Determine the number of lines holding the word "image"; answer with that number only.

(Data records)

━━━━━━

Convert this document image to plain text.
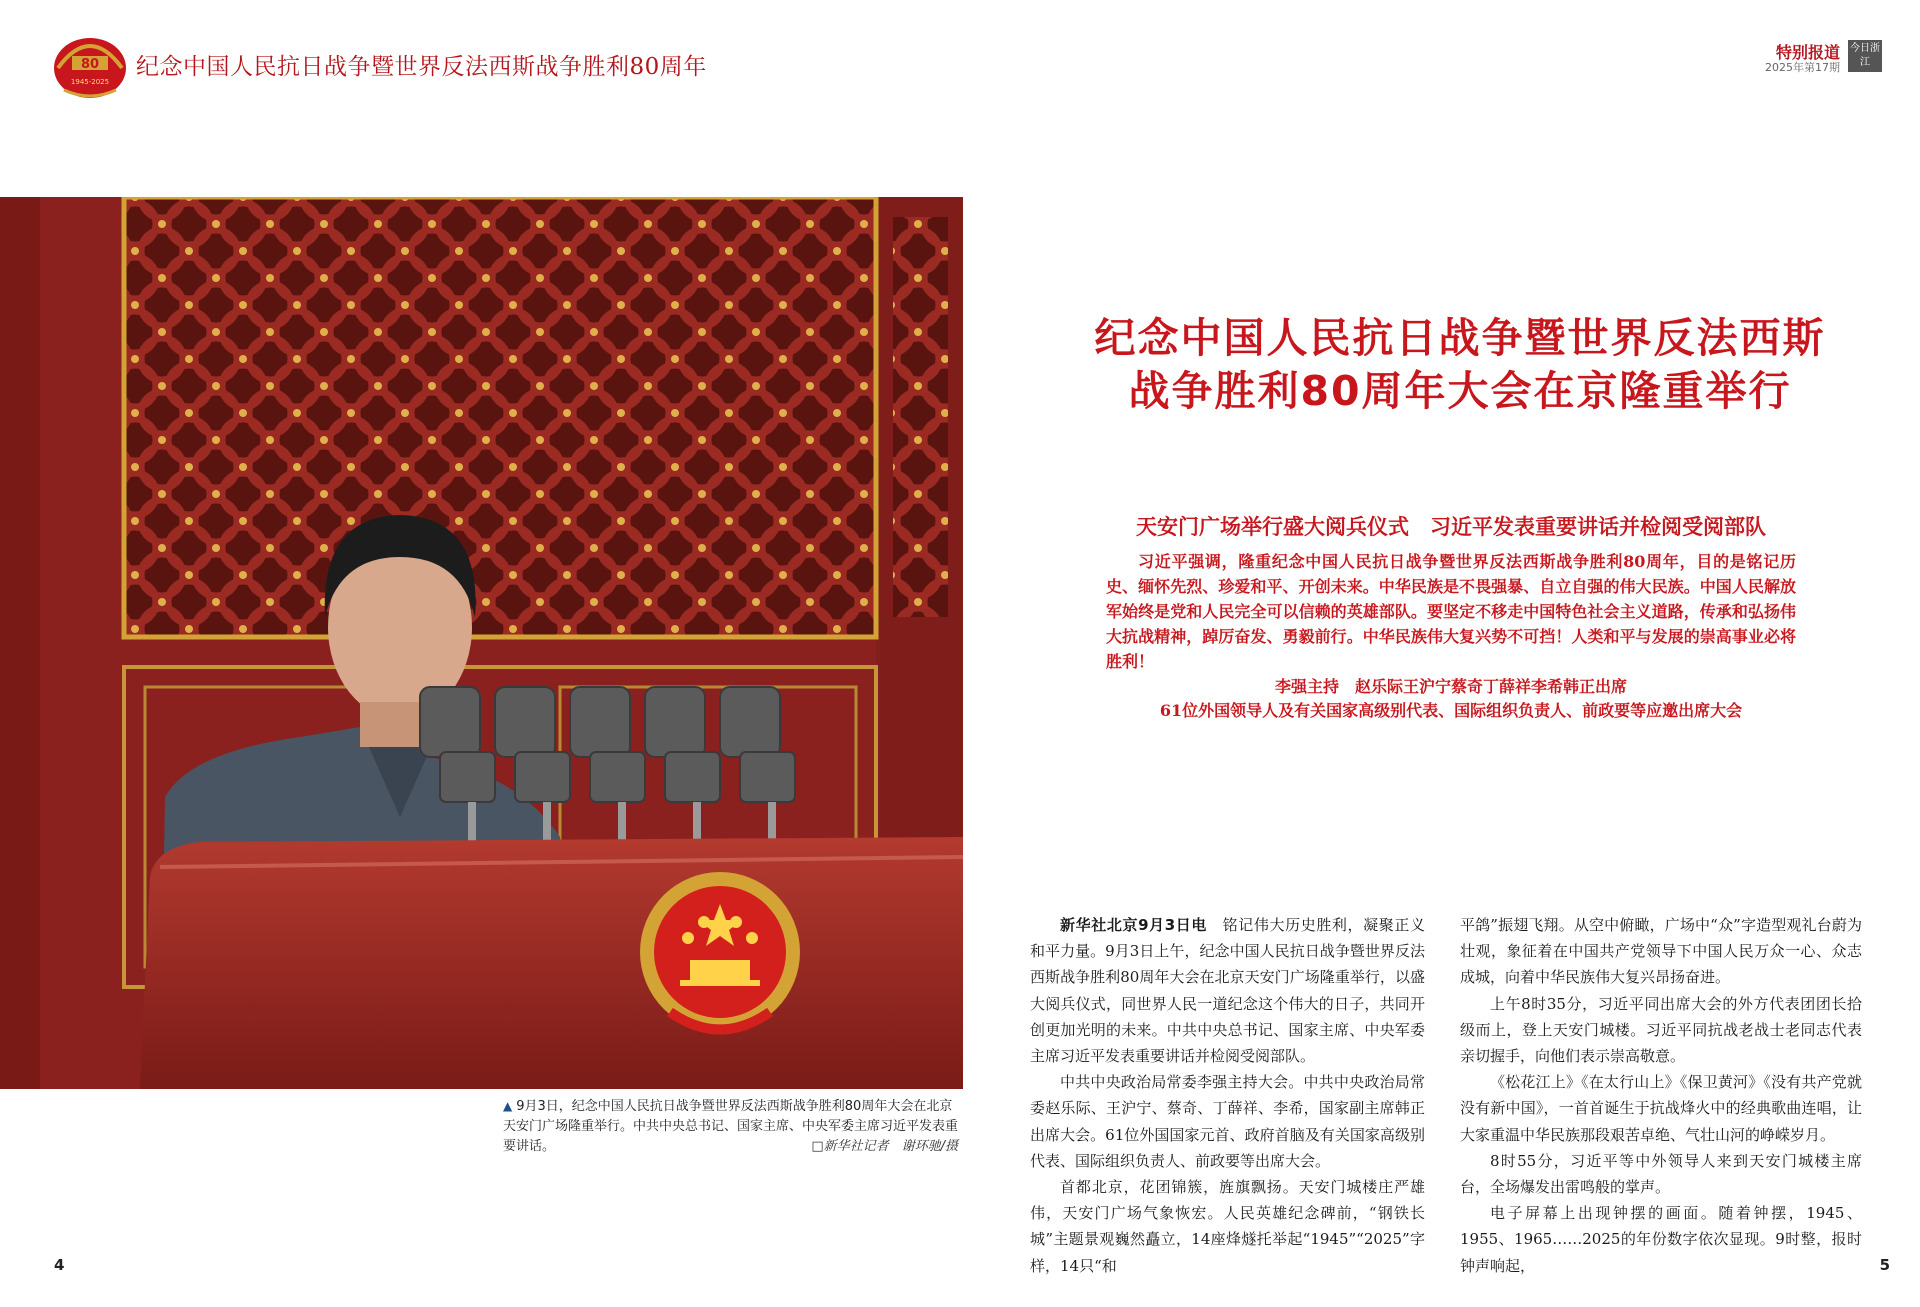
80
1945-2025
纪念中国人民抗日战争暨世界反法西斯战争胜利80周年
特别报道
2025年第17期
今日浙江
▲ 9月3日，纪念中国人民抗日战争暨世界反法西斯战争胜利80周年大会在北京天安门广场隆重举行。中共中央总书记、国家主席、中央军委主席习近平发表重要讲话。	□新华社记者　谢环驰/摄
纪念中国人民抗日战争暨世界反法西斯
战争胜利80周年大会在京隆重举行
天安门广场举行盛大阅兵仪式　习近平发表重要讲话并检阅受阅部队
习近平强调，隆重纪念中国人民抗日战争暨世界反法西斯战争胜利80周年，目的是铭记历史、缅怀先烈、珍爱和平、开创未来。中华民族是不畏强暴、自立自强的伟大民族。中国人民解放军始终是党和人民完全可以信赖的英雄部队。要坚定不移走中国特色社会主义道路，传承和弘扬伟大抗战精神，踔厉奋发、勇毅前行。中华民族伟大复兴势不可挡！人类和平与发展的崇高事业必将胜利！
李强主持　赵乐际王沪宁蔡奇丁薛祥李希韩正出席
61位外国领导人及有关国家高级别代表、国际组织负责人、前政要等应邀出席大会

新华社北京9月3日电　 铭记伟大历史胜利，凝聚正义和平力量。9月3日上午，纪念中国人民抗日战争暨世界反法西斯战争胜利80周年大会在北京天安门广场隆重举行，以盛大阅兵仪式，同世界人民一道纪念这个伟大的日子，共同开创更加光明的未来。中共中央总书记、国家主席、中央军委主席习近平发表重要讲话并检阅受阅部队。

中共中央政治局常委李强主持大会。中共中央政治局常委赵乐际、王沪宁、蔡奇、丁薛祥、李希，国家副主席韩正出席大会。61位外国国家元首、政府首脑及有关国家高级别代表、国际组织负责人、前政要等出席大会。

首都北京，花团锦簇，旌旗飘扬。天安门城楼庄严雄伟，天安门广场气象恢宏。人民英雄纪念碑前，“钢铁长城”主题景观巍然矗立，14座烽燧托举起“1945”“2025”字样，14只“和

平鸽”振翅飞翔。从空中俯瞰，广场中“众”字造型观礼台蔚为壮观，象征着在中国共产党领导下中国人民万众一心、众志成城，向着中华民族伟大复兴昂扬奋进。

上午8时35分，习近平同出席大会的外方代表团团长拾级而上，登上天安门城楼。习近平同抗战老战士老同志代表亲切握手，向他们表示崇高敬意。

《松花江上》《在太行山上》《保卫黄河》《没有共产党就没有新中国》，一首首诞生于抗战烽火中的经典歌曲连唱，让大家重温中华民族那段艰苦卓绝、气壮山河的峥嵘岁月。

8时55分，习近平等中外领导人来到天安门城楼主席台，全场爆发出雷鸣般的掌声。

电子屏幕上出现钟摆的画面。随着钟摆，1945、1955、1965……2025的年份数字依次显现。9时整，报时钟声响起，

4	5
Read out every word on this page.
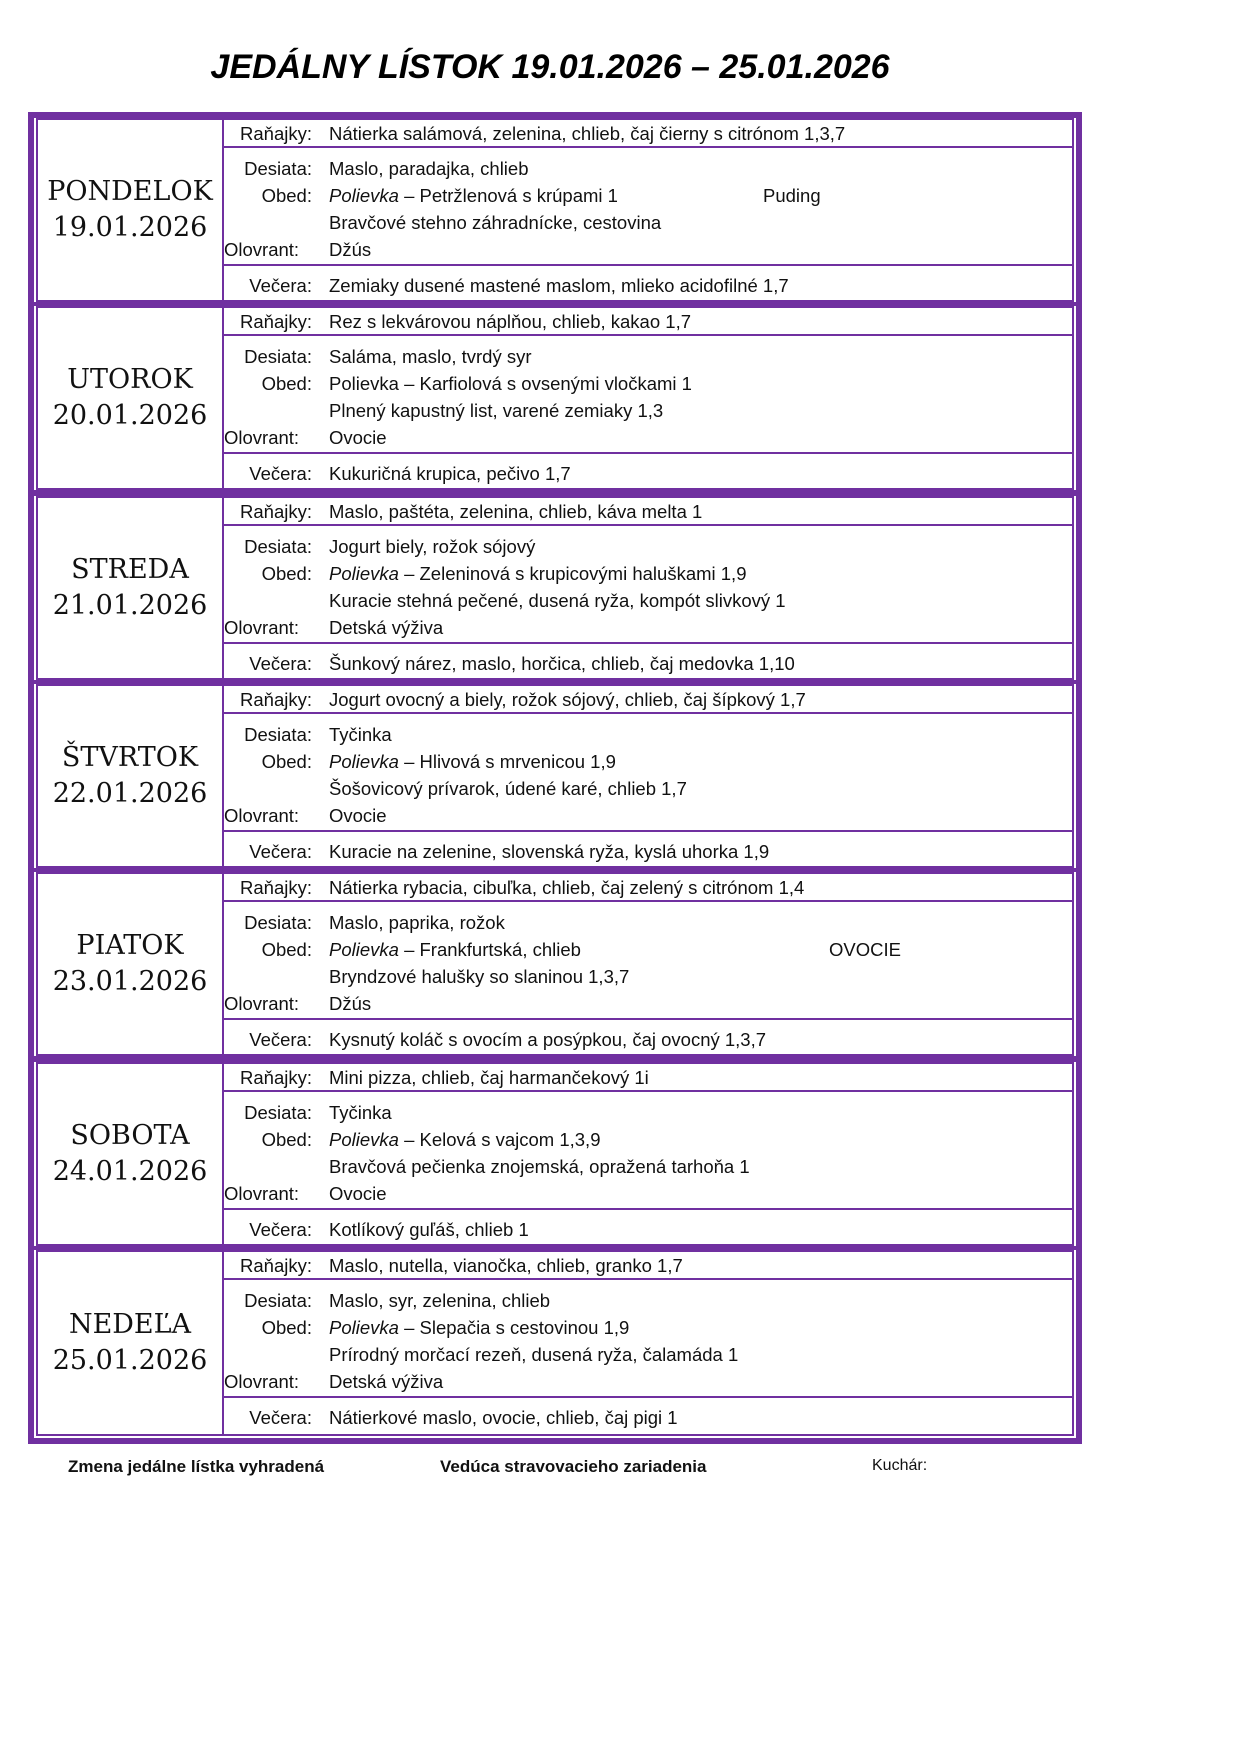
JEDÁLNY LÍSTOK 19.01.2026 – 25.01.2026
PONDELOK
19.01.2026
Raňajky: Nátierka salámová, zelenina, chlieb, čaj čierny s citrónom 1,3,7
Desiata: Maslo, paradajka, chlieb
Obed: Polievka – Petržlenová s krúpami 1	Puding
Bravčové stehno záhradnícke, cestovina
Olovrant:	Džús
Večera: Zemiaky dusené mastené maslom, mlieko acidofilné 1,7
UTOROK
20.01.2026
Raňajky: Rez s lekvárovou náplňou, chlieb, kakao 1,7
Desiata: Saláma, maslo, tvrdý syr
Obed: Polievka – Karfiolová s ovsenými vločkami 1
Plnený kapustný list, varené zemiaky 1,3
Olovrant:	Ovocie
Večera: Kukuričná krupica, pečivo 1,7
STREDA
21.01.2026
Raňajky: Maslo, paštéta, zelenina, chlieb, káva melta 1
Desiata: Jogurt biely, rožok sójový
Obed: Polievka – Zeleninová s krupicovými haluškami 1,9
Kuracie stehná pečené, dusená ryža, kompót slivkový 1
Olovrant:	Detská výživa
Večera: Šunkový nárez, maslo, horčica, chlieb, čaj medovka 1,10
ŠTVRTOK
22.01.2026
Raňajky: Jogurt ovocný a biely, rožok sójový, chlieb, čaj šípkový 1,7
Desiata: Tyčinka
Obed: Polievka – Hlivová s mrvenicou 1,9
Šošovicový prívarok, údené karé, chlieb 1,7
Olovrant:	Ovocie
Večera: Kuracie na zelenine, slovenská ryža, kyslá uhorka 1,9
PIATOK
23.01.2026
Raňajky: Nátierka rybacia, cibuľka, chlieb, čaj zelený s citrónom 1,4
Desiata: Maslo, paprika, rožok
Obed: Polievka – Frankfurtská, chlieb	OVOCIE
Bryndzové halušky so slaninou 1,3,7
Olovrant:	Džús
Večera: Kysnutý koláč s ovocím a posýpkou, čaj ovocný 1,3,7
SOBOTA
24.01.2026
Raňajky: Mini pizza, chlieb, čaj harmančekový 1i
Desiata: Tyčinka
Obed: Polievka – Kelová s vajcom 1,3,9
Bravčová pečienka znojemská, opražená tarhoňa 1
Olovrant:	Ovocie
Večera: Kotlíkový guľáš, chlieb 1
NEDEĽA
25.01.2026
Raňajky: Maslo, nutella, vianočka, chlieb, granko 1,7
Desiata: Maslo, syr, zelenina, chlieb
Obed: Polievka – Slepačia s cestovinou 1,9
Prírodný morčací rezeň, dusená ryža, čalamáda 1
Olovrant:	Detská výživa
Večera: Nátierkové maslo, ovocie, chlieb, čaj pigi 1
Zmena jedálne lístka vyhradená	Vedúca stravovacieho zariadenia	Kuchár:
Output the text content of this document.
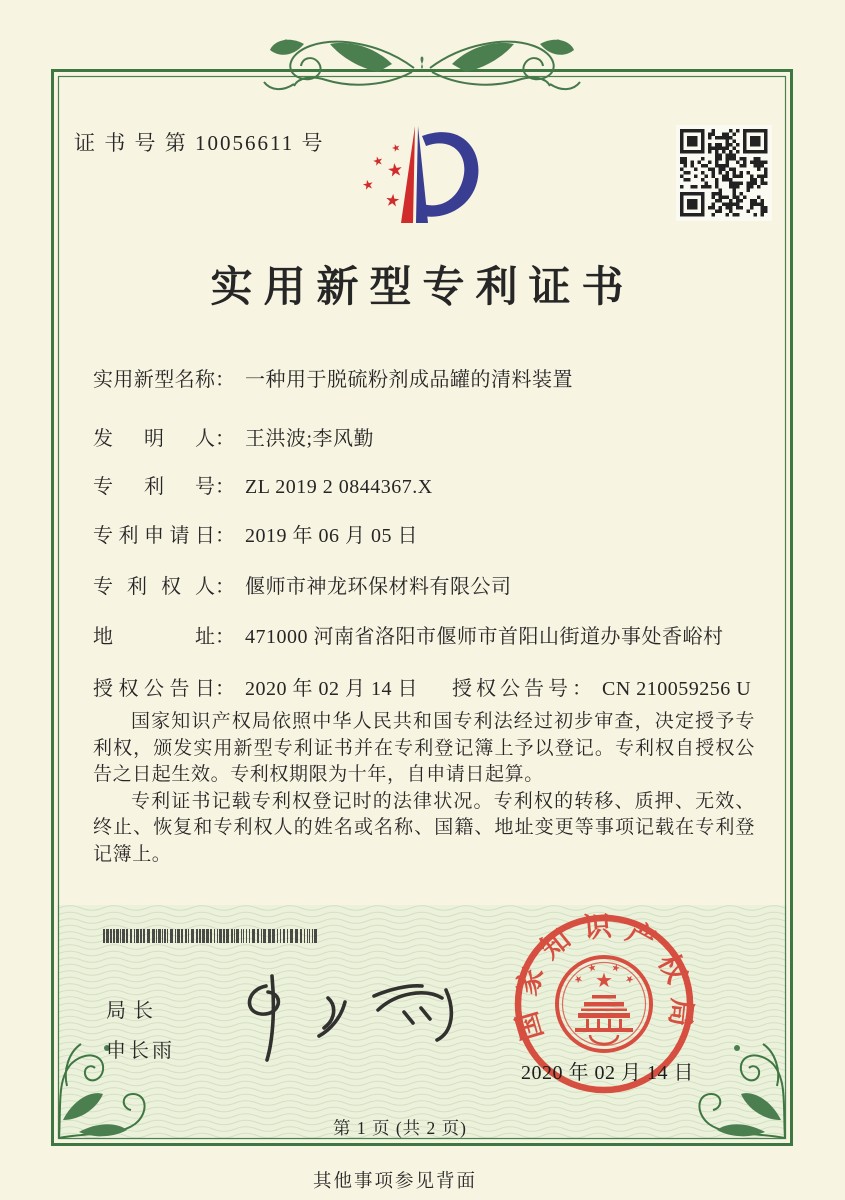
证 书 号 第 10056611 号	★
★ ★
★
★
实用新型专利证书
实用新型名称： 一种用于脱硫粉剂成品罐的清料装置
发明人： 王洪波;李风勤
专利号： ZL 2019 2 0844367.X
专利申请日： 2019 年 06 月 05 日
专利权人： 偃师市神龙环保材料有限公司
地址： 471000 河南省洛阳市偃师市首阳山街道办事处香峪村
授权公告日： 2020 年 02 月 14 日 授权公告号： CN 210059256 U

国家知识产权局依照中华人民共和国专利法经过初步审查，决定授予专利权，颁发实用新型专利证书并在专利登记簿上予以登记。专利权自授权公告之日起生效。专利权期限为十年，自申请日起算。

专利证书记载专利权登记时的法律状况。专利权的转移、质押、无效、终止、恢复和专利权人的姓名或名称、国籍、地址变更等事项记载在专利登记簿上。

国家知识产权局
★
★
★ ★
★
2020 年 02 月 14 日
局长
申长雨
第 1 页 (共 2 页)
其他事项参见背面
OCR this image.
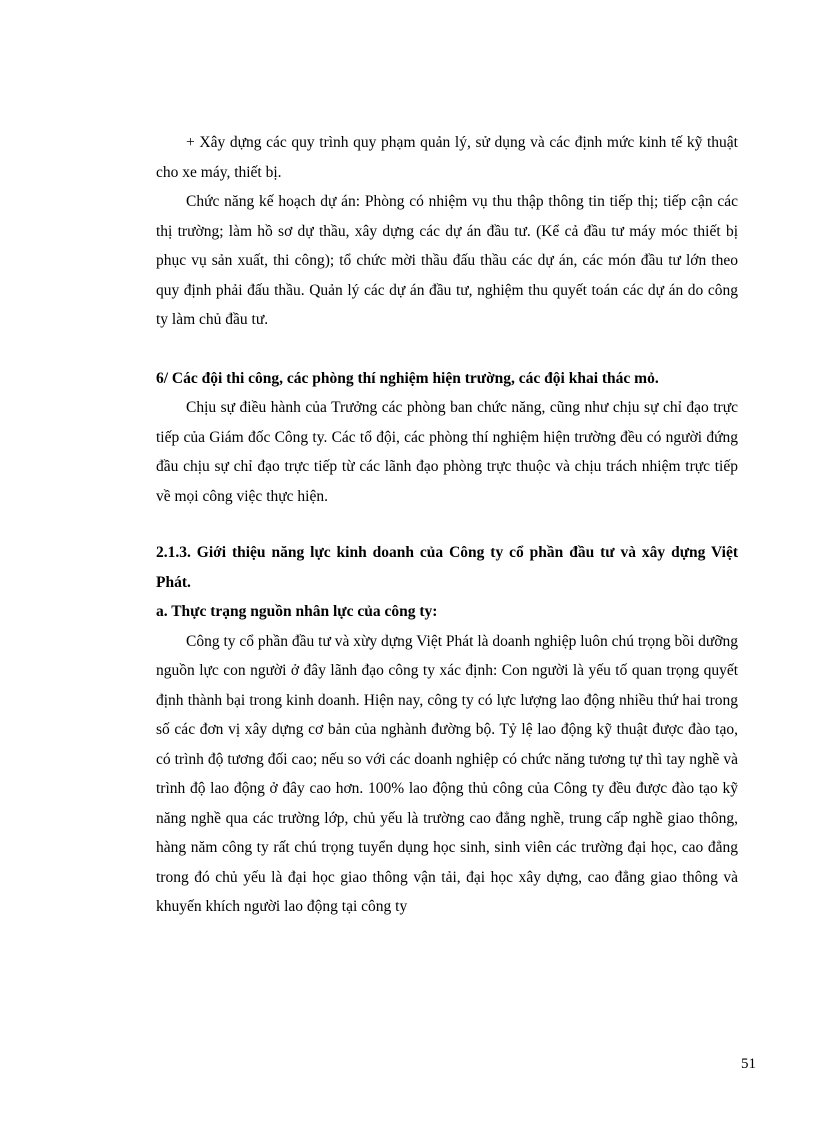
+ Xây dựng các quy trình quy phạm quản lý, sử dụng và các định mức kinh tế kỹ thuật cho xe máy, thiết bị.

Chức năng kế hoạch dự án: Phòng có nhiệm vụ thu thập thông tin tiếp thị; tiếp cận các thị trường; làm hồ sơ dự thầu, xây dựng các dự án đầu tư. (Kể cả đầu tư máy móc thiết bị phục vụ sản xuất, thi công); tổ chức mời thầu đấu thầu các dự án, các món đầu tư lớn theo quy định phải đấu thầu. Quản lý các dự án đầu tư, nghiệm thu quyết toán các dự án do công ty làm chủ đầu tư.

6/ Các đội thi công, các phòng thí nghiệm hiện trường, các đội khai thác mỏ.

Chịu sự điều hành của Trưởng các phòng ban chức năng, cũng như chịu sự chỉ đạo trực tiếp của Giám đốc Công ty. Các tổ đội, các phòng thí nghiệm hiện trường đều có người đứng đầu chịu sự chỉ đạo trực tiếp từ các lãnh đạo phòng trực thuộc và chịu trách nhiệm trực tiếp về mọi công việc thực hiện.

2.1.3. Giới thiệu năng lực kinh doanh của Công ty cổ phần đầu tư và xây dựng Việt Phát.

a. Thực trạng nguồn nhân lực của công ty:

Công ty cổ phần đầu tư và xừy dựng Việt Phát là doanh nghiệp luôn chú trọng bồi dưỡng nguồn lực con người ở đây lãnh đạo công ty xác định: Con người là yếu tố quan trọng quyết định thành bại trong kinh doanh. Hiện nay, công ty có lực lượng lao động nhiều thứ hai trong số các đơn vị xây dựng cơ bản của nghành đường bộ. Tỷ lệ lao động kỹ thuật được đào tạo, có trình độ tương đối cao; nếu so với các doanh nghiệp có chức năng tương tự thì tay nghề và trình độ lao động ở đây cao hơn. 100% lao động thủ công của Công ty đều được đào tạo kỹ năng nghề qua các trường lớp, chủ yếu là trường cao đẳng nghề, trung cấp nghề giao thông, hàng năm công ty rất chú trọng tuyển dụng học sinh, sinh viên các trường đại học, cao đẳng trong đó chủ yếu là đại học giao thông vận tải, đại học xây dựng, cao đẳng giao thông và khuyến khích người lao động tại công ty

51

━━━━━━

:: Final result ::
2